Part of a data file
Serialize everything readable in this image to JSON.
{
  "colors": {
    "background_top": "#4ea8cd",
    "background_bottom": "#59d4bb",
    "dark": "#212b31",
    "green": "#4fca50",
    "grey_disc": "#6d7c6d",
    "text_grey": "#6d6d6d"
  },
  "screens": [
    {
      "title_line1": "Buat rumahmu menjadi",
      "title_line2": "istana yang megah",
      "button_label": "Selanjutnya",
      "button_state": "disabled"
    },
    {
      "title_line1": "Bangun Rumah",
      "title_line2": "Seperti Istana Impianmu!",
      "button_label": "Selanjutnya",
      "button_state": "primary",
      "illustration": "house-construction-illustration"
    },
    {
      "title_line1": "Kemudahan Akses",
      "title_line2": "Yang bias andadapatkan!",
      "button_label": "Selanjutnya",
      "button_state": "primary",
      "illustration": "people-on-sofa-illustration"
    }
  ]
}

▶ Written problem: Restate the listing in full, word for word.

▶ Result below:
Serialize everything readable in this image to JSON.
{
  "colors": {
    "background_top": "#4ea8cd",
    "background_bottom": "#59d4bb",
    "dark": "#212b31",
    "green": "#4fca50",
    "grey_disc": "#6d7c6d",
    "text_grey": "#6d6d6d"
  },
  "screens": [
    {
      "title_line1": "Buat rumahmu menjadi",
      "title_line2": "istana yang megah",
      "button_label": "Selanjutnya",
      "button_state": "disabled"
    },
    {
      "title_line1": "Bangun Rumah",
      "title_line2": "Seperti Istana Impianmu!",
      "button_label": "Selanjutnya",
      "button_state": "primary",
      "illustration": "house-construction-illustration"
    },
    {
      "title_line1": "Kemudahan Akses",
      "title_line2": "Yang bias andadapatkan!",
      "button_label": "Selanjutnya",
      "button_state": "primary",
      "illustration": "people-on-sofa-illustration"
    }
  ]
}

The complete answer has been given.